[Exercise requirements]: Which lines of the records below contain the word "Third"? Copy each of them out.

[Listed records]:
━━━━
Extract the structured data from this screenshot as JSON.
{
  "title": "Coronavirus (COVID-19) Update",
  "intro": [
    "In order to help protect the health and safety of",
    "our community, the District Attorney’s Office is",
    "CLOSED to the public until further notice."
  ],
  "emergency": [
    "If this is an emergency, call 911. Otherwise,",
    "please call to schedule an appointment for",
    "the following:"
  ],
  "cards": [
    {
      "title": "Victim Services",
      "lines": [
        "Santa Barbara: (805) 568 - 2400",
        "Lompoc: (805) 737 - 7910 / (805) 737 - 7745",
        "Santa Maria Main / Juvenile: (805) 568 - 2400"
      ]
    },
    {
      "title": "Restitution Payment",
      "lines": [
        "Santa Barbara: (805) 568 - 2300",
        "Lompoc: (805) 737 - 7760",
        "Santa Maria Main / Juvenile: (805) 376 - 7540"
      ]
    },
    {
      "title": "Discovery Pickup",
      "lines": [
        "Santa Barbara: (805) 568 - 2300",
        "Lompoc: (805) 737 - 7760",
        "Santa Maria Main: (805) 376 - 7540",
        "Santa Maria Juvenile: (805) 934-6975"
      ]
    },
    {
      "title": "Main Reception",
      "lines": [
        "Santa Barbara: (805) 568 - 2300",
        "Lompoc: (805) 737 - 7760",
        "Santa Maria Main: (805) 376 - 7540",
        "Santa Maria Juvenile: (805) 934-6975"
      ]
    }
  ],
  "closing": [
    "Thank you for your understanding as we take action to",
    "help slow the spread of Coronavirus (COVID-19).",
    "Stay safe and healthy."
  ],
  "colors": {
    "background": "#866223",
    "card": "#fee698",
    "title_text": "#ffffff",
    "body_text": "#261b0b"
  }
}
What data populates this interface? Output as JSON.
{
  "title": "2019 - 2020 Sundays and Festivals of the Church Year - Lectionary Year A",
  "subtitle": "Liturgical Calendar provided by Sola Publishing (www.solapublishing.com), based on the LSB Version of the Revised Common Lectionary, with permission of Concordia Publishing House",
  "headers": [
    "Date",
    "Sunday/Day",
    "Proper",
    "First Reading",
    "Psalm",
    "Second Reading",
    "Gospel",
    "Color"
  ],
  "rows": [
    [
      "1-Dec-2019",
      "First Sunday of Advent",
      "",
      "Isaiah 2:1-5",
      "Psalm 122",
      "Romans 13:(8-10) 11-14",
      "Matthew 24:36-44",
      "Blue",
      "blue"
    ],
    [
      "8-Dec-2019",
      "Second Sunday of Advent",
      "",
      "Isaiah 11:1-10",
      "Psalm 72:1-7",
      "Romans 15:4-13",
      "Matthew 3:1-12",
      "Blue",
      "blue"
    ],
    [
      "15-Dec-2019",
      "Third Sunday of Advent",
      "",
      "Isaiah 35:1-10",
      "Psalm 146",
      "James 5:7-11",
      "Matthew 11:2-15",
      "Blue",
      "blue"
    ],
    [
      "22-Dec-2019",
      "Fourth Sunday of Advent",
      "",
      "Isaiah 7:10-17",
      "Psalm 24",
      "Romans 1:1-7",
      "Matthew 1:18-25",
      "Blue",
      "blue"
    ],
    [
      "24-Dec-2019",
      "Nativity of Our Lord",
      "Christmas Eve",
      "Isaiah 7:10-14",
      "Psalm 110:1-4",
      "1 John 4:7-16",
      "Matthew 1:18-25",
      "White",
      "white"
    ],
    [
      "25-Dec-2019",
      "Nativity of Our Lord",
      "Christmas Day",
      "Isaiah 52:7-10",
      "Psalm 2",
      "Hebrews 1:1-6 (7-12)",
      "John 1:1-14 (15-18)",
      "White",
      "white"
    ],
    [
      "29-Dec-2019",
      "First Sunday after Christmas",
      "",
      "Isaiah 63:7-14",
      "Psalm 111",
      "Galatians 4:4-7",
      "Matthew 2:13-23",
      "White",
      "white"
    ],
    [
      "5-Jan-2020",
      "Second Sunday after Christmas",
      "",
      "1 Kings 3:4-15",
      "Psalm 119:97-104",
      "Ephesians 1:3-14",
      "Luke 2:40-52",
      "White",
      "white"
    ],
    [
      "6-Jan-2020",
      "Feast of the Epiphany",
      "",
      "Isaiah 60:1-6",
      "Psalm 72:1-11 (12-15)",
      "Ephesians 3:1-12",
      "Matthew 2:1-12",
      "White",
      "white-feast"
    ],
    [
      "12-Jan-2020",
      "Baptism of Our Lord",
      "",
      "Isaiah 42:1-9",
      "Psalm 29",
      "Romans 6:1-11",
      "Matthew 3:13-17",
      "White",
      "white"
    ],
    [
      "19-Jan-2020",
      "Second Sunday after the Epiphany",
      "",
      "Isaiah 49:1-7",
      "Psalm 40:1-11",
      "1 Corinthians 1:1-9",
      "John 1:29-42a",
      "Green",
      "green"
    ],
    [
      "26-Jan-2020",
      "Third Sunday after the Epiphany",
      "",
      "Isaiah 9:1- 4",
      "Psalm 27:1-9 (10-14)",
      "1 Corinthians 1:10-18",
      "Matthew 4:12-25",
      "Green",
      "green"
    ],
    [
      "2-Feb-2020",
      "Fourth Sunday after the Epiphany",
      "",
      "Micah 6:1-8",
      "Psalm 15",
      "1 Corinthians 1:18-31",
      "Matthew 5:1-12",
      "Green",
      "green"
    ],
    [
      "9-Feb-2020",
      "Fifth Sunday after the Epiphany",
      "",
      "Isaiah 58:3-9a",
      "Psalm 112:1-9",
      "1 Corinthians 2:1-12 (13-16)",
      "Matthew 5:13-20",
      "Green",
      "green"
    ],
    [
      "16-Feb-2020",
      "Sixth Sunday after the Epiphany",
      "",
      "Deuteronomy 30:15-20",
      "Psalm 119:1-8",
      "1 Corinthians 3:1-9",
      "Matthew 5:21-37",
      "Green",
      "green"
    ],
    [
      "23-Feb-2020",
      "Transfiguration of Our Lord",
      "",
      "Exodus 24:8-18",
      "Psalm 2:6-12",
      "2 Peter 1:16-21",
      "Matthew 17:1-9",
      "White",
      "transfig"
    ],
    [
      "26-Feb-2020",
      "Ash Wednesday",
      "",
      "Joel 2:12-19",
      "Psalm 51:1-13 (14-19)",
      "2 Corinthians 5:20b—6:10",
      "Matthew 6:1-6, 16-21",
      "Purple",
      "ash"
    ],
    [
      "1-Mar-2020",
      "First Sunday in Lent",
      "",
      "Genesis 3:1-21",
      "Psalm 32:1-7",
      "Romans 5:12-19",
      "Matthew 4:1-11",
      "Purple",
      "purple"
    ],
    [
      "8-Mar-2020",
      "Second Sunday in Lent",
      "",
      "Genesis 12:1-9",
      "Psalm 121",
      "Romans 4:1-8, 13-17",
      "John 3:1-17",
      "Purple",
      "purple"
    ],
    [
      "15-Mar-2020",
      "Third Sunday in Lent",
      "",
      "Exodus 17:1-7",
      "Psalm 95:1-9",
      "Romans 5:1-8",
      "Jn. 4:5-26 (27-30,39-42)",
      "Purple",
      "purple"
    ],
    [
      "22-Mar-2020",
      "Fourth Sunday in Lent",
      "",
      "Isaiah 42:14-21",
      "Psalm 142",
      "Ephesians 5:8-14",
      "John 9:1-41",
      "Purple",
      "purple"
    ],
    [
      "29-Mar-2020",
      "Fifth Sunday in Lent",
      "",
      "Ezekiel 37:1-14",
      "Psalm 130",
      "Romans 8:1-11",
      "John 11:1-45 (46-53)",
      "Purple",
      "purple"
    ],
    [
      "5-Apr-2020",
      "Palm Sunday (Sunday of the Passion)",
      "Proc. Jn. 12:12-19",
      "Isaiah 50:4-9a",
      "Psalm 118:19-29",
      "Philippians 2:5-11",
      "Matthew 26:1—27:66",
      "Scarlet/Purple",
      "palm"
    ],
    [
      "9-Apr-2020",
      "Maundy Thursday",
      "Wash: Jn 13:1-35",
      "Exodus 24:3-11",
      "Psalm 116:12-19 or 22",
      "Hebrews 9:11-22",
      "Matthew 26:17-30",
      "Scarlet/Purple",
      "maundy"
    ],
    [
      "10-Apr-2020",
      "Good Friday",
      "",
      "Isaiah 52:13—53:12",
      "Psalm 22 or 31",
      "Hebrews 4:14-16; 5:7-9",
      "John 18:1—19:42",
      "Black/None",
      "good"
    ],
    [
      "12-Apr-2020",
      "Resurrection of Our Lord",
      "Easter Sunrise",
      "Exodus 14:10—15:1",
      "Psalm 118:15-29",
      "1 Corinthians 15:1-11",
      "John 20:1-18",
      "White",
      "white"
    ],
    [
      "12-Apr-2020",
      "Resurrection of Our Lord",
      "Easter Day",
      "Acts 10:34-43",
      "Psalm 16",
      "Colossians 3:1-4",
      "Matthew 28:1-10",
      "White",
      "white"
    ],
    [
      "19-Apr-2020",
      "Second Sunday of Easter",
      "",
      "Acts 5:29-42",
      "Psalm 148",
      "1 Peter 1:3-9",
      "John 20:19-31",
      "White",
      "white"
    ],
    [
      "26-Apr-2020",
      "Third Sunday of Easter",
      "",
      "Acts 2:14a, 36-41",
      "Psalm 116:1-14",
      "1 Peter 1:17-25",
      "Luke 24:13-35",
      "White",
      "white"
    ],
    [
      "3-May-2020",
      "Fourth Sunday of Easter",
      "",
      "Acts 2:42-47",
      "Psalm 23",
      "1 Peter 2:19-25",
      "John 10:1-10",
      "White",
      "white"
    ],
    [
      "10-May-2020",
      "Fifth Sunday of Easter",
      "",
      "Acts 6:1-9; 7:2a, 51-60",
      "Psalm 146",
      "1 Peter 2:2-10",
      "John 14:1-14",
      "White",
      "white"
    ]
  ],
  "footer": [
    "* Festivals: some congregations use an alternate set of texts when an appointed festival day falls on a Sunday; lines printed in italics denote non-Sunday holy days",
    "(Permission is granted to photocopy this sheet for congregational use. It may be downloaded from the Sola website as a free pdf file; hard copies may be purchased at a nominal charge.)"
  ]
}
━━━━
[Answer section]:
      "Third Sunday of Advent",
      "Third Sunday after the Epiphany",
      "Third Sunday in Lent",
      "Third Sunday of Easter",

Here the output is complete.